Dra. Luciane: “Sim. Qualquer processo de modificação da terapia pode trazer algum risco – de abstinência, de efeito rebote, de descontrole da doença de base, etc. Por isso, é importante o monitoramento constante daquele paciente, principalmente nas semanas que sucedem o processo de desprescrição. Isso é parte do cuidado farmacêutico”.
Quando falamos em desprescrição, nos referimos exclusivamente a pacientes idosos?
“Não. A desprescrição pode se aplicar a qualquer paciente que esteja utilizando um medicamento inapropriado. Isso inclui crianças, grávidas etc”. Completa a Dra. Walkyria: “O paciente idoso é mais vulnerável, sim, aos efeitos adversos de medicamentos quando comparado a um paciente jovem. Por exemplo, medicamentos que causem sonolência são muito mais deletérios no paciente idoso, pois os idosos que fazem uso desses medicamentos estão sujeitos a tontura, quedas e fraturas. Por isso, os benefícios da desprescrição no paciente idoso, quando feita adequadamente, repercute num resultado muito mais contundente. Daí o fato de se vincular, muitas vezes, o ato da desprescrição a esse público”.

[Dados fornecidos]:

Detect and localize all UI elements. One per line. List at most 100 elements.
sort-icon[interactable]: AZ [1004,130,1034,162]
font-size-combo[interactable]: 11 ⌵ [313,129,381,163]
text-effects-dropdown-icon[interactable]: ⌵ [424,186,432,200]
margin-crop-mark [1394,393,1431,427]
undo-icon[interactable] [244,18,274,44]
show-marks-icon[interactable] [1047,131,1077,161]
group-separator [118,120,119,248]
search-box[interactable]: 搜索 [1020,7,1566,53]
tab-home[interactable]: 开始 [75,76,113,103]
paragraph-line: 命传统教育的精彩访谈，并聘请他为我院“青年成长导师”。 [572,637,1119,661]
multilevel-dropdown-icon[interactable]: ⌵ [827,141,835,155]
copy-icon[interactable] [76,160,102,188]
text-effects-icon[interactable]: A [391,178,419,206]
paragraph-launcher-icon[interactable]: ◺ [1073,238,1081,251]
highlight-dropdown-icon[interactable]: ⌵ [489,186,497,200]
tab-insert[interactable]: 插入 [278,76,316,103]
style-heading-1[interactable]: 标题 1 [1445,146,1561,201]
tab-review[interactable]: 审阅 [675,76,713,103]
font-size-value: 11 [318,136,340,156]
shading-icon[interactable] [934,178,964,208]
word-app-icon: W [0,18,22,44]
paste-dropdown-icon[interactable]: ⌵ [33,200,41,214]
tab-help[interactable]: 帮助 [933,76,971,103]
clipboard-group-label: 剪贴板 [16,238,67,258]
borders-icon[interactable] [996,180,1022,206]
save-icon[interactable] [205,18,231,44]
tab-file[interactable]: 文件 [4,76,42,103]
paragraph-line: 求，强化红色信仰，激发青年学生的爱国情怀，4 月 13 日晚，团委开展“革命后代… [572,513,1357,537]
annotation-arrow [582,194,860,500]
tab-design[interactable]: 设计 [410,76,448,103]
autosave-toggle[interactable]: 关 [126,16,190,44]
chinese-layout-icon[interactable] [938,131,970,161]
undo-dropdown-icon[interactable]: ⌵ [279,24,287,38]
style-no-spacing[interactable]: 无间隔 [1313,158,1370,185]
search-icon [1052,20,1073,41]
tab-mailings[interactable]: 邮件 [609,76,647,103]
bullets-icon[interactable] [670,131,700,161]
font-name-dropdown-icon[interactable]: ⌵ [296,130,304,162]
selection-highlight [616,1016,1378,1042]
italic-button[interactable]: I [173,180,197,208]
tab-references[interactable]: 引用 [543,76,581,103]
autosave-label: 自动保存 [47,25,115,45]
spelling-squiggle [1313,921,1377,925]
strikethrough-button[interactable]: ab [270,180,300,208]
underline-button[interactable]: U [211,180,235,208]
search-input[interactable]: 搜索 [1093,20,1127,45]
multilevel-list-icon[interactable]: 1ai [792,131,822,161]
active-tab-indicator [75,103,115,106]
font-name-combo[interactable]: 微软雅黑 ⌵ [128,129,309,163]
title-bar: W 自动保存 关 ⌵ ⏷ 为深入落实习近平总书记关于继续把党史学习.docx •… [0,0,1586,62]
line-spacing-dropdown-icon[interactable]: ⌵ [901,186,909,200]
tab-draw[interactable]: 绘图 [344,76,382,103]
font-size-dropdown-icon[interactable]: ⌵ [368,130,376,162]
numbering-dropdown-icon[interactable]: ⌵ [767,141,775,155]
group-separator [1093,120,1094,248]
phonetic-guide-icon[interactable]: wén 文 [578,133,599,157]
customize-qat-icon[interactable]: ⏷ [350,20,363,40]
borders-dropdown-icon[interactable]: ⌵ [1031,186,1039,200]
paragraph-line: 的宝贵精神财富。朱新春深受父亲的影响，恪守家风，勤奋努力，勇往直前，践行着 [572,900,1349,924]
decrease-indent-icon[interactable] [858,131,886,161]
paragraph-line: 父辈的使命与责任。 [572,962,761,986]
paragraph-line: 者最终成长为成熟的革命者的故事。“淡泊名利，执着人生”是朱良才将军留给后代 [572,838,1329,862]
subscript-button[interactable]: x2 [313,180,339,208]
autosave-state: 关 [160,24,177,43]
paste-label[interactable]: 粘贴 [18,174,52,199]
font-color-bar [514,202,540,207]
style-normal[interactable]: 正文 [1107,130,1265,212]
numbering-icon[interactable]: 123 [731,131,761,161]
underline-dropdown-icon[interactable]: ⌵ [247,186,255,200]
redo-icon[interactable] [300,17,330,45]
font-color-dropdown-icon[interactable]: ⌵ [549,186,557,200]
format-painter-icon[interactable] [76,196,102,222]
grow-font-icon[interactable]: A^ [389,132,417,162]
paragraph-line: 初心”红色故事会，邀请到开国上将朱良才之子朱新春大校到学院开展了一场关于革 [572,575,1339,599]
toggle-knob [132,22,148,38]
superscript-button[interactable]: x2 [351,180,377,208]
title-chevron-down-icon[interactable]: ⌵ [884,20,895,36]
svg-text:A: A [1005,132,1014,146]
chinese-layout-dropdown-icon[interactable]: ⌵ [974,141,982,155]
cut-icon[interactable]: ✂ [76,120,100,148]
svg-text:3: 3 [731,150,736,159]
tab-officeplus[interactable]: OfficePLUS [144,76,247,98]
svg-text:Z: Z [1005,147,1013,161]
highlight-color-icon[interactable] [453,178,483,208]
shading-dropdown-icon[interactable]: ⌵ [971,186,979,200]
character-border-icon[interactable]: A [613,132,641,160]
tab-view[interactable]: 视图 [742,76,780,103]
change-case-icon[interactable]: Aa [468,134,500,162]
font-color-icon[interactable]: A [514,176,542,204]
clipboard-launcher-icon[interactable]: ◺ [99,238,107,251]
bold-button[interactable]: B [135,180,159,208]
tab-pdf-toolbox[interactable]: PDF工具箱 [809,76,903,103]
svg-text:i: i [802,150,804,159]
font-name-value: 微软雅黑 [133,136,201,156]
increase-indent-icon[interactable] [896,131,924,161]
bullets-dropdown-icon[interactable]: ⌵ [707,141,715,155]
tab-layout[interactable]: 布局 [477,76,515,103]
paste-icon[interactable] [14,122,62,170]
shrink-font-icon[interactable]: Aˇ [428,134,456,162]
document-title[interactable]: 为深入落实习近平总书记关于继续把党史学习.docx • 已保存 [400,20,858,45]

[Tarefas e exercícios]:
(1) No trecho sobre desprescrição, a que estão sujeitos os idosos que usam medicamentos que causam sonolência?
(2) Enumere os riscos que, segundo o trecho sobre desprescrição, qualquer processo de modificação da terapia pode trazer.
(3) Escreva uma continuação para o trecho sobre desprescrição, começando logo após a última frase apresentada.

[Respostas em ordem]:
(1) Estão sujeitos a tontura, quedas e fraturas.

(2) Abstinência, efeito rebote e descontrole da doença de base.

(3)
Poderia citar exemplos práticos de desprescrição?
Dra. Walkyria: “Existem algoritmos específicos para a desprescrição de vários medicamentos. Esses algoritmos norteiam o processo decisório quanto a propor ou não uma redução de dose ou a supressão do medicamento. Podem-se citar os algoritmos para a desprescrição de inibidores de bombas de prótons, antipsicóticos, hipnóticos não benzodiazepínicos e benzodiazepínicos, entre outros. Inicialmente, em qualquer caso, é avaliado em qual contexto o medicamento foi prescrito para se verificar se a condição que motivou o seu uso ainda está presente. Depois, pode ser avaliado se o uso daquele medicamento está desaconselhado para aquele perfil de paciente. Assim, por exemplo, no caso dos benzodiazepínicos estes podem ser inapropriados aos idosos e isso pode pesar a favor da sua desprescrição. Importantíssimo ressaltar que, havendo a decisão pela supressão de um medicamento, devem-se observar todos os cuidados para seu desmame, já que vários fármacos causam síndrome de abstinência durante sua retirada. E essa é mais uma razão para a desprescrição ser feita em conformidade com orientação médica”.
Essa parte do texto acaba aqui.